* **DONNÉES FOURNIES**:

···

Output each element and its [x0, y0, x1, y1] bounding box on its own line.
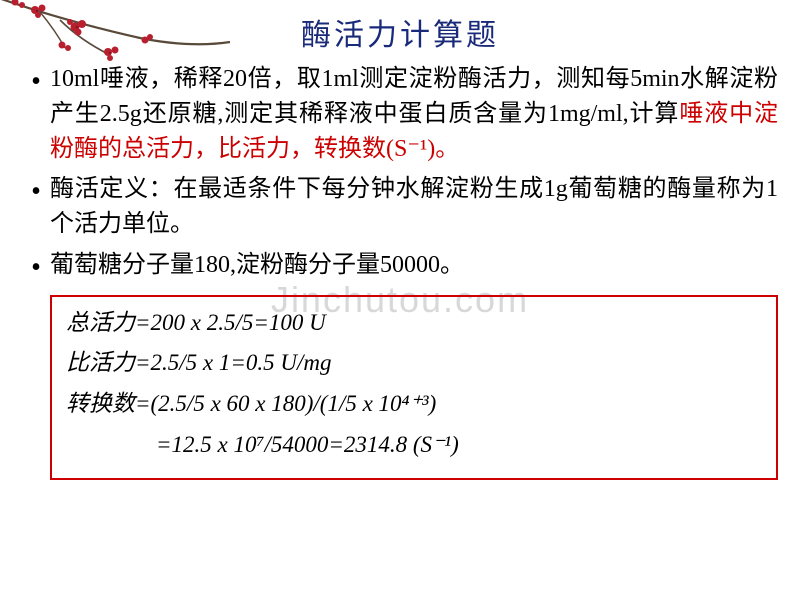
- text-black: 10ml唾液，稀释20倍，取1ml测定淀粉酶活力，测知每5min水解淀粉产生2.…: [50, 66, 778, 127]
- bullet-dot: •: [22, 62, 50, 166]
- bullet-dot: •: [22, 172, 50, 242]
- page-title: 酶活力计算题: [0, 0, 800, 54]
- solution-box: 总活力=200 x 2.5/5=100 U 比活力=2.5/5 x 1=0.5 …: [50, 295, 778, 480]
- bullet-text: 酶活定义：在最适条件下每分钟水解淀粉生成1g葡萄糖的酶量称为1个活力单位。: [50, 172, 778, 242]
- bullet-1: • 10ml唾液，稀释20倍，取1ml测定淀粉酶活力，测知每5min水解淀粉产生…: [22, 62, 778, 166]
- content-area: • 10ml唾液，稀释20倍，取1ml测定淀粉酶活力，测知每5min水解淀粉产生…: [0, 54, 800, 289]
- solution-line-1: 总活力=200 x 2.5/5=100 U: [66, 305, 762, 342]
- solution-line-4: =12.5 x 10⁷/54000=2314.8 (S⁻¹): [66, 427, 762, 464]
- bullet-text: 10ml唾液，稀释20倍，取1ml测定淀粉酶活力，测知每5min水解淀粉产生2.…: [50, 62, 778, 166]
- bullet-3: • 葡萄糖分子量180,淀粉酶分子量50000。: [22, 248, 778, 289]
- text-black: 酶活定义：在最适条件下每分钟水解淀粉生成1g葡萄糖的酶量称为1个活力单位。: [50, 176, 778, 237]
- solution-line-2: 比活力=2.5/5 x 1=0.5 U/mg: [66, 345, 762, 382]
- solution-line-3: 转换数=(2.5/5 x 60 x 180)/(1/5 x 10⁴⁺³): [66, 386, 762, 423]
- text-black: 葡萄糖分子量180,淀粉酶分子量50000。: [50, 252, 464, 278]
- title-text: 酶活力计算题: [301, 19, 499, 52]
- bullet-dot: •: [22, 248, 50, 289]
- bullet-text: 葡萄糖分子量180,淀粉酶分子量50000。: [50, 248, 778, 289]
- bullet-2: • 酶活定义：在最适条件下每分钟水解淀粉生成1g葡萄糖的酶量称为1个活力单位。: [22, 172, 778, 242]
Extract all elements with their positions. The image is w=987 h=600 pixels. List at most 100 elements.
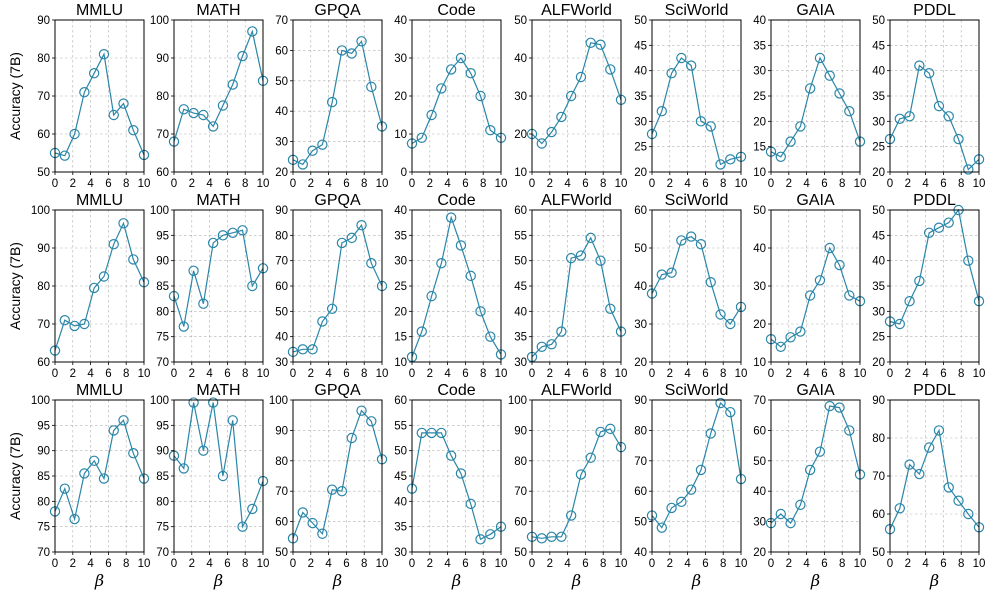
y-tick-label: 40 xyxy=(634,281,647,293)
x-tick-label: 10 xyxy=(257,558,270,570)
x-tick-label: 8 xyxy=(958,558,964,570)
x-tick-label: 4 xyxy=(444,558,451,570)
y-tick-label: 35 xyxy=(634,91,647,103)
data-point xyxy=(904,296,915,307)
data-point xyxy=(695,116,707,127)
data-point xyxy=(445,64,457,75)
data-point xyxy=(307,344,318,355)
y-tick-label: 25 xyxy=(634,142,647,154)
y-tick-label: 80 xyxy=(156,91,169,103)
x-tick-label: 0 xyxy=(887,178,893,190)
x-tick-label: 8 xyxy=(361,558,367,570)
y-tick-label: 35 xyxy=(753,40,766,52)
x-tick-label: 8 xyxy=(839,558,845,570)
y-tick-label: 40 xyxy=(753,15,766,27)
panel-title: Code xyxy=(437,2,475,19)
x-axis-label: β xyxy=(94,571,104,590)
data-point xyxy=(227,227,238,238)
data-point xyxy=(297,159,308,170)
x-tick-label: 10 xyxy=(257,368,270,380)
data-point xyxy=(118,98,129,109)
y-tick-label: 40 xyxy=(634,66,647,78)
y-tick-label: 20 xyxy=(753,116,766,128)
data-point xyxy=(705,121,716,132)
data-point xyxy=(426,290,437,302)
data-point xyxy=(565,510,577,521)
data-point xyxy=(725,154,736,165)
y-tick-label: 60 xyxy=(275,45,288,57)
data-point xyxy=(178,321,189,332)
data-point xyxy=(227,79,238,90)
y-tick-label: 70 xyxy=(872,471,885,483)
x-axis-label: β xyxy=(810,571,820,590)
y-tick-label: 40 xyxy=(514,306,527,318)
series-line xyxy=(173,29,264,142)
data-point xyxy=(207,121,219,132)
data-point xyxy=(98,271,110,282)
x-tick-label: 10 xyxy=(138,178,151,190)
x-tick-label: 8 xyxy=(600,178,606,190)
x-tick-label: 4 xyxy=(206,368,213,380)
data-point xyxy=(844,105,855,117)
data-point xyxy=(914,275,925,287)
x-tick-label: 4 xyxy=(684,368,691,380)
panel-row3-math: 0 2 4 6 8 10 70 75 80 85 90 95 100 MATH β xyxy=(150,382,270,590)
x-tick-label: 2 xyxy=(308,558,314,570)
data-point xyxy=(824,70,835,81)
data-point xyxy=(88,455,100,466)
data-point xyxy=(575,250,587,261)
panel-title: ALFWorld xyxy=(541,192,612,209)
data-point xyxy=(118,218,129,229)
y-tick-label: 100 xyxy=(269,395,288,407)
y-tick-label: 70 xyxy=(37,319,50,331)
panel-row2-pddl: 0 2 4 6 8 10 20 25 30 35 40 45 50 PDDL xyxy=(872,192,985,380)
row-3-ylabel: Accuracy (7B) xyxy=(7,432,23,520)
x-tick-label: 8 xyxy=(600,558,606,570)
y-tick-label: 50 xyxy=(37,167,50,179)
y-tick-label: 80 xyxy=(275,230,288,242)
y-tick-label: 70 xyxy=(275,15,288,27)
data-point xyxy=(455,52,467,64)
y-tick-label: 20 xyxy=(872,357,885,369)
data-point xyxy=(188,397,199,408)
panel-row2-sciworld: 0 2 4 6 8 10 20 30 40 50 60 SciWorld xyxy=(634,192,747,380)
data-point xyxy=(556,531,567,543)
data-point xyxy=(475,306,486,317)
x-tick-label: 4 xyxy=(684,178,691,190)
y-tick-label: 20 xyxy=(634,167,647,179)
y-tick-label: 50 xyxy=(394,446,407,458)
data-point xyxy=(188,107,199,119)
x-tick-label: 6 xyxy=(343,178,349,190)
x-tick-label: 4 xyxy=(922,368,929,380)
data-point xyxy=(237,521,248,532)
data-point xyxy=(605,64,616,75)
data-point xyxy=(416,132,427,143)
x-tick-label: 0 xyxy=(290,558,296,570)
data-point xyxy=(785,332,796,343)
panel-row1-gaia: 0 2 4 6 8 10 10 15 20 25 30 35 40 GAIA xyxy=(753,2,866,190)
y-tick-label: 100 xyxy=(31,395,50,407)
data-point xyxy=(198,298,209,309)
data-point xyxy=(834,88,845,99)
series-line xyxy=(889,64,980,171)
x-tick-label: 0 xyxy=(768,368,774,380)
y-tick-label: 90 xyxy=(156,256,169,268)
y-tick-label: 50 xyxy=(514,256,527,268)
data-point xyxy=(356,405,367,416)
x-tick-label: 8 xyxy=(720,178,726,190)
data-point xyxy=(247,503,258,515)
x-tick-label: 0 xyxy=(768,178,774,190)
y-tick-label: 100 xyxy=(150,15,169,27)
x-tick-label: 8 xyxy=(958,178,964,190)
data-point xyxy=(69,320,80,332)
data-point xyxy=(953,495,964,506)
x-tick-label: 8 xyxy=(123,558,129,570)
x-tick-label: 0 xyxy=(409,178,415,190)
y-tick-label: 85 xyxy=(156,281,169,293)
y-tick-label: 50 xyxy=(275,306,288,318)
y-tick-label: 40 xyxy=(514,53,527,65)
data-point xyxy=(217,470,229,482)
x-tick-label: 10 xyxy=(735,178,748,190)
x-tick-label: 4 xyxy=(87,558,94,570)
data-point xyxy=(178,104,189,115)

···

* **OBJECTIF**: Reproduisez telles quelles toutes les lignes des enregistrements ci-dessus, sans y faire figurer les images.

* **RÉSULTAT OBTENU**:
Output each element and its [x0, y0, x1, y1] bounding box on its own line.
- text-black: 10ml唾液，稀释20倍，取1ml测定淀粉酶活力，测知每5min水解淀粉产生2.…: [50, 66, 778, 127]
- bullet-dot: •: [22, 62, 50, 166]
- bullet-dot: •: [22, 172, 50, 242]
- page-title: 酶活力计算题: [0, 0, 800, 54]
- solution-box: 总活力=200 x 2.5/5=100 U 比活力=2.5/5 x 1=0.5 …: [50, 295, 778, 480]
- bullet-text: 酶活定义：在最适条件下每分钟水解淀粉生成1g葡萄糖的酶量称为1个活力单位。: [50, 172, 778, 242]
- bullet-1: • 10ml唾液，稀释20倍，取1ml测定淀粉酶活力，测知每5min水解淀粉产生…: [22, 62, 778, 166]
- content-area: • 10ml唾液，稀释20倍，取1ml测定淀粉酶活力，测知每5min水解淀粉产生…: [0, 54, 800, 289]
- solution-line-1: 总活力=200 x 2.5/5=100 U: [66, 305, 762, 342]
- solution-line-4: =12.5 x 10⁷/54000=2314.8 (S⁻¹): [66, 427, 762, 464]
- bullet-text: 10ml唾液，稀释20倍，取1ml测定淀粉酶活力，测知每5min水解淀粉产生2.…: [50, 62, 778, 166]
- bullet-3: • 葡萄糖分子量180,淀粉酶分子量50000。: [22, 248, 778, 289]
- text-black: 酶活定义：在最适条件下每分钟水解淀粉生成1g葡萄糖的酶量称为1个活力单位。: [50, 176, 778, 237]
- solution-line-2: 比活力=2.5/5 x 1=0.5 U/mg: [66, 345, 762, 382]
- solution-line-3: 转换数=(2.5/5 x 60 x 180)/(1/5 x 10⁴⁺³): [66, 386, 762, 423]
- text-black: 葡萄糖分子量180,淀粉酶分子量50000。: [50, 252, 464, 278]
- title-text: 酶活力计算题: [301, 19, 499, 52]
- bullet-dot: •: [22, 248, 50, 289]
- bullet-text: 葡萄糖分子量180,淀粉酶分子量50000。: [50, 248, 778, 289]
- bullet-2: • 酶活定义：在最适条件下每分钟水解淀粉生成1g葡萄糖的酶量称为1个活力单位。: [22, 172, 778, 242]
Extract all elements with their positions. The image is w=987 h=600 pixels. List at most 100 elements.
y-tick-label: 40 xyxy=(634,281,647,293)
x-tick-label: 10 xyxy=(257,558,270,570)
x-tick-label: 8 xyxy=(958,558,964,570)
x-tick-label: 4 xyxy=(444,558,451,570)
y-tick-label: 35 xyxy=(634,91,647,103)
data-point xyxy=(904,296,915,307)
data-point xyxy=(695,116,707,127)
data-point xyxy=(445,64,457,75)
data-point xyxy=(307,344,318,355)
y-tick-label: 25 xyxy=(634,142,647,154)
y-tick-label: 80 xyxy=(156,91,169,103)
x-tick-label: 0 xyxy=(887,178,893,190)
x-tick-label: 8 xyxy=(361,558,367,570)
y-tick-label: 35 xyxy=(753,40,766,52)
x-tick-label: 8 xyxy=(839,558,845,570)
y-tick-label: 40 xyxy=(753,15,766,27)
panel-title: Code xyxy=(437,2,475,19)
x-axis-label: β xyxy=(94,571,104,590)
data-point xyxy=(227,227,238,238)
data-point xyxy=(297,159,308,170)
x-tick-label: 10 xyxy=(257,368,270,380)
data-point xyxy=(118,98,129,109)
y-tick-label: 40 xyxy=(634,66,647,78)
y-tick-label: 20 xyxy=(753,116,766,128)
data-point xyxy=(705,121,716,132)
data-point xyxy=(426,290,437,302)
data-point xyxy=(565,510,577,521)
data-point xyxy=(725,154,736,165)
y-tick-label: 60 xyxy=(275,45,288,57)
data-point xyxy=(178,321,189,332)
data-point xyxy=(227,79,238,90)
y-tick-label: 70 xyxy=(872,471,885,483)
x-axis-label: β xyxy=(810,571,820,590)
y-tick-label: 40 xyxy=(514,306,527,318)
series-line xyxy=(173,29,264,142)
data-point xyxy=(207,121,219,132)
data-point xyxy=(98,271,110,282)
x-tick-label: 10 xyxy=(138,178,151,190)
x-tick-label: 8 xyxy=(600,178,606,190)
x-tick-label: 4 xyxy=(206,368,213,380)
data-point xyxy=(844,105,855,117)
data-point xyxy=(914,275,925,287)
x-tick-label: 4 xyxy=(684,368,691,380)
panel-row3-math: 0 2 4 6 8 10 70 75 80 85 90 95 100 MATH β xyxy=(150,382,270,590)
x-tick-label: 2 xyxy=(308,558,314,570)
data-point xyxy=(824,70,835,81)
data-point xyxy=(88,455,100,466)
data-point xyxy=(575,250,587,261)
panel-title: ALFWorld xyxy=(541,192,612,209)
data-point xyxy=(118,218,129,229)
y-tick-label: 100 xyxy=(269,395,288,407)
y-tick-label: 70 xyxy=(37,319,50,331)
panel-row2-pddl: 0 2 4 6 8 10 20 25 30 35 40 45 50 PDDL xyxy=(872,192,985,380)
row-3-ylabel: Accuracy (7B) xyxy=(7,432,23,520)
x-tick-label: 8 xyxy=(600,558,606,570)
y-tick-label: 50 xyxy=(37,167,50,179)
y-tick-label: 80 xyxy=(275,230,288,242)
y-tick-label: 70 xyxy=(275,15,288,27)
data-point xyxy=(455,52,467,64)
y-tick-label: 20 xyxy=(872,357,885,369)
data-point xyxy=(188,397,199,408)
panel-row2-sciworld: 0 2 4 6 8 10 20 30 40 50 60 SciWorld xyxy=(634,192,747,380)
data-point xyxy=(556,531,567,543)
data-point xyxy=(475,306,486,317)
x-tick-label: 4 xyxy=(684,178,691,190)
y-tick-label: 20 xyxy=(634,167,647,179)
y-tick-label: 50 xyxy=(394,446,407,458)
data-point xyxy=(188,107,199,119)
x-tick-label: 6 xyxy=(343,178,349,190)
x-tick-label: 4 xyxy=(922,368,929,380)
data-point xyxy=(237,521,248,532)
data-point xyxy=(605,64,616,75)
data-point xyxy=(416,132,427,143)
x-tick-label: 0 xyxy=(290,558,296,570)
data-point xyxy=(785,332,796,343)
panel-row1-gaia: 0 2 4 6 8 10 10 15 20 25 30 35 40 GAIA xyxy=(753,2,866,190)
y-tick-label: 100 xyxy=(31,395,50,407)
data-point xyxy=(198,298,209,309)
data-point xyxy=(834,88,845,99)
series-line xyxy=(889,64,980,171)
x-tick-label: 0 xyxy=(768,368,774,380)
y-tick-label: 90 xyxy=(156,256,169,268)
y-tick-label: 50 xyxy=(514,256,527,268)
data-point xyxy=(356,405,367,416)
x-tick-label: 8 xyxy=(720,178,726,190)
data-point xyxy=(247,503,258,515)
x-tick-label: 0 xyxy=(768,178,774,190)
y-tick-label: 100 xyxy=(150,15,169,27)
x-tick-label: 8 xyxy=(958,178,964,190)
data-point xyxy=(69,320,80,332)
data-point xyxy=(953,495,964,506)
x-tick-label: 8 xyxy=(123,558,129,570)
x-tick-label: 0 xyxy=(409,178,415,190)
y-tick-label: 85 xyxy=(156,281,169,293)
y-tick-label: 50 xyxy=(275,306,288,318)
y-tick-label: 40 xyxy=(514,53,527,65)
data-point xyxy=(217,470,229,482)
x-tick-label: 10 xyxy=(735,178,748,190)
x-tick-label: 4 xyxy=(87,558,94,570)
data-point xyxy=(178,104,189,115)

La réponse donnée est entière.